REQUIRED TASK: Using the entries below, output exactly the line containing "Read out every word on this page." and all lines that follow it to the end.

RECORDS PROVIDED:
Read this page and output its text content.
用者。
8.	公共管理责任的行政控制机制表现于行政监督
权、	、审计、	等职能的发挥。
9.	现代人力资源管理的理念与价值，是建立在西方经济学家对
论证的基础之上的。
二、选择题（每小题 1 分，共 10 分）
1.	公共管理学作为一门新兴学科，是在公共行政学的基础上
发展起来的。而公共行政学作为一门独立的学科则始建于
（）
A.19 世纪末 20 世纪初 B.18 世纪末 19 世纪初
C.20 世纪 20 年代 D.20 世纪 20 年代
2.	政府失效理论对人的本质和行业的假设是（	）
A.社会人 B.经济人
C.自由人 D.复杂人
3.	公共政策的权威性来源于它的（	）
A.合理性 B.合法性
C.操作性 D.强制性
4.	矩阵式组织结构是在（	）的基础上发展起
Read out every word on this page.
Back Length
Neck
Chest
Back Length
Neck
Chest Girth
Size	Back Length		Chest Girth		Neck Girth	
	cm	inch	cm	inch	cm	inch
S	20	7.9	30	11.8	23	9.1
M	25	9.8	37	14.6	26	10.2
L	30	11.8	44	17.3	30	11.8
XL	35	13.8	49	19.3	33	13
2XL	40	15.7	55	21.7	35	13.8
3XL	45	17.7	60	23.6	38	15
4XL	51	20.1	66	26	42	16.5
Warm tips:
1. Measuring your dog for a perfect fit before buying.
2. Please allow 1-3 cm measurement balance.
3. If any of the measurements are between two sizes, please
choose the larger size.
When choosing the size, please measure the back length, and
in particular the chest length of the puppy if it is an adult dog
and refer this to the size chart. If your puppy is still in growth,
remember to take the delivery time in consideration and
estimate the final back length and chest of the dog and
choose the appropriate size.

SOLUTION:
Read out every word on this page.
Back Length
Neck
Chest
Back Length
Neck
Chest Girth
Size	Back Length		Chest Girth		Neck Girth	
	cm	inch	cm	inch	cm	inch
S	20	7.9	30	11.8	23	9.1
M	25	9.8	37	14.6	26	10.2
L	30	11.8	44	17.3	30	11.8
XL	35	13.8	49	19.3	33	13
2XL	40	15.7	55	21.7	35	13.8
3XL	45	17.7	60	23.6	38	15
4XL	51	20.1	66	26	42	16.5
Warm tips:
1. Measuring your dog for a perfect fit before buying.
2. Please allow 1-3 cm measurement balance.
3. If any of the measurements are between two sizes, please
choose the larger size.
When choosing the size, please measure the back length, and
in particular the chest length of the puppy if it is an adult dog
and refer this to the size chart. If your puppy is still in growth,
remember to take the delivery time in consideration and
estimate the final back length and chest of the dog and
choose the appropriate size.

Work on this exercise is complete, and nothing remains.